## Exercise details
A verbatim copy of the records is required, with all pictures left out.

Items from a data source
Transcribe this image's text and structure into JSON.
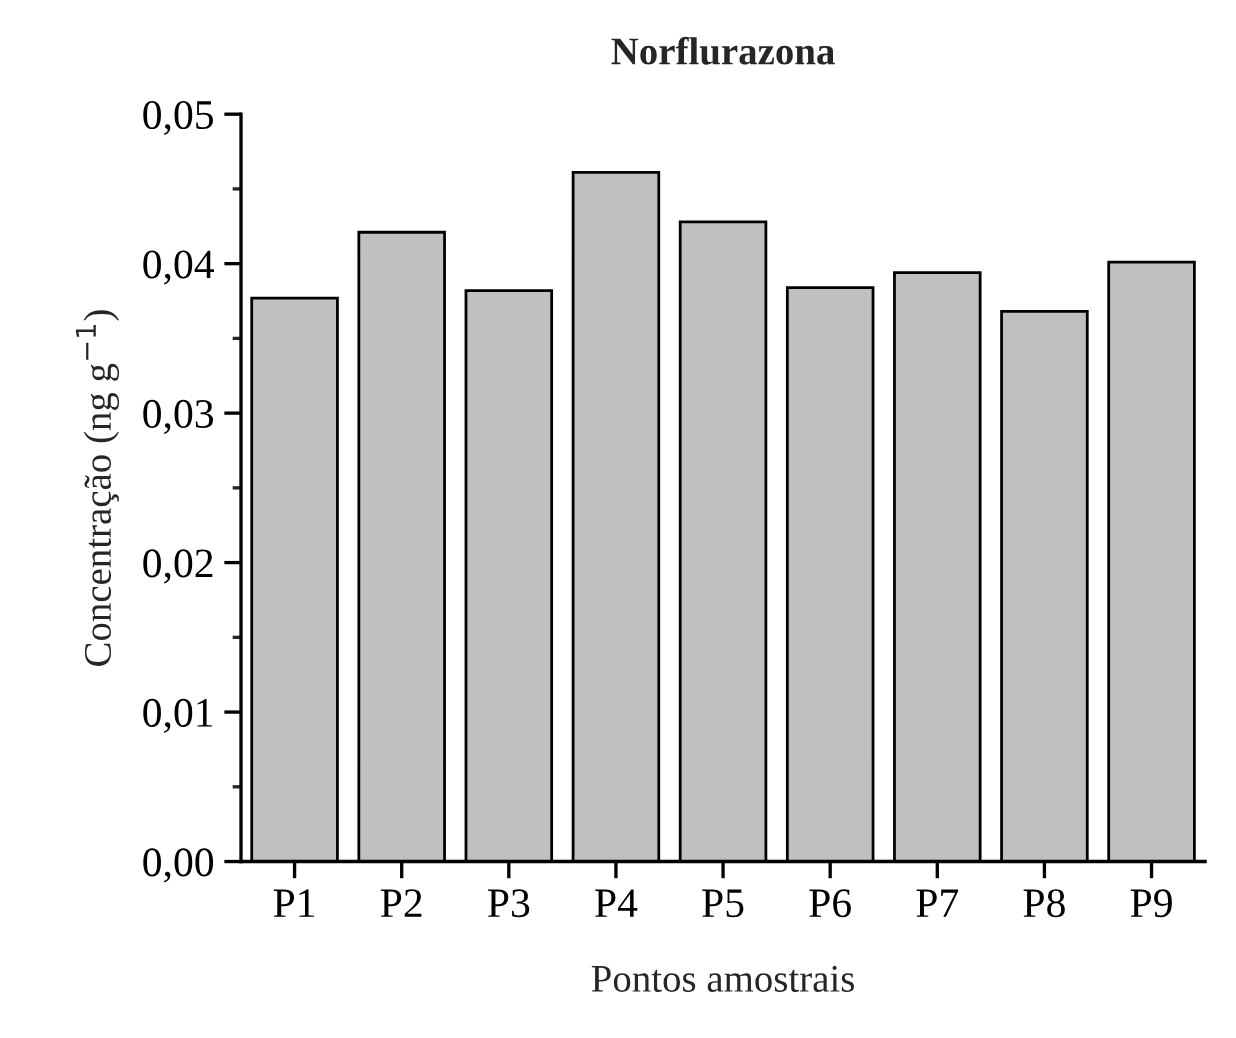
{
  "chart_data": {
    "type": "bar",
    "title": "Norflurazona",
    "xlabel": "Pontos amostrais",
    "ylabel": "Concentração (ng g$^{−1}$)",
    "categories": [
      "P1",
      "P2",
      "P3",
      "P4",
      "P5",
      "P6",
      "P7",
      "P8",
      "P9"
    ],
    "values": [
      0.0377,
      0.0421,
      0.0382,
      0.0461,
      0.0428,
      0.0384,
      0.0394,
      0.0368,
      0.0401
    ],
    "color": "#c0c0c0",
    "ylim": [
      0,
      0.05
    ],
    "yticks": [
      {
        "value": 0,
        "label": "0,00"
      },
      {
        "value": 0.01,
        "label": "0,01"
      },
      {
        "value": 0.02,
        "label": "0,02"
      },
      {
        "value": 0.03,
        "label": "0,03"
      },
      {
        "value": 0.04,
        "label": "0,04"
      },
      {
        "value": 0.05,
        "label": "0,05"
      }
    ],
    "grid": false
  }
}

## Output of the exercise
Transcribe this image's text and structure into JSON.
{
  "chart_data": {
    "type": "bar",
    "title": "Norflurazona",
    "xlabel": "Pontos amostrais",
    "ylabel": "Concentração (ng g$^{−1}$)",
    "categories": [
      "P1",
      "P2",
      "P3",
      "P4",
      "P5",
      "P6",
      "P7",
      "P8",
      "P9"
    ],
    "values": [
      0.0377,
      0.0421,
      0.0382,
      0.0461,
      0.0428,
      0.0384,
      0.0394,
      0.0368,
      0.0401
    ],
    "color": "#c0c0c0",
    "ylim": [
      0,
      0.05
    ],
    "yticks": [
      {
        "value": 0,
        "label": "0,00"
      },
      {
        "value": 0.01,
        "label": "0,01"
      },
      {
        "value": 0.02,
        "label": "0,02"
      },
      {
        "value": 0.03,
        "label": "0,03"
      },
      {
        "value": 0.04,
        "label": "0,04"
      },
      {
        "value": 0.05,
        "label": "0,05"
      }
    ],
    "grid": false
  }
}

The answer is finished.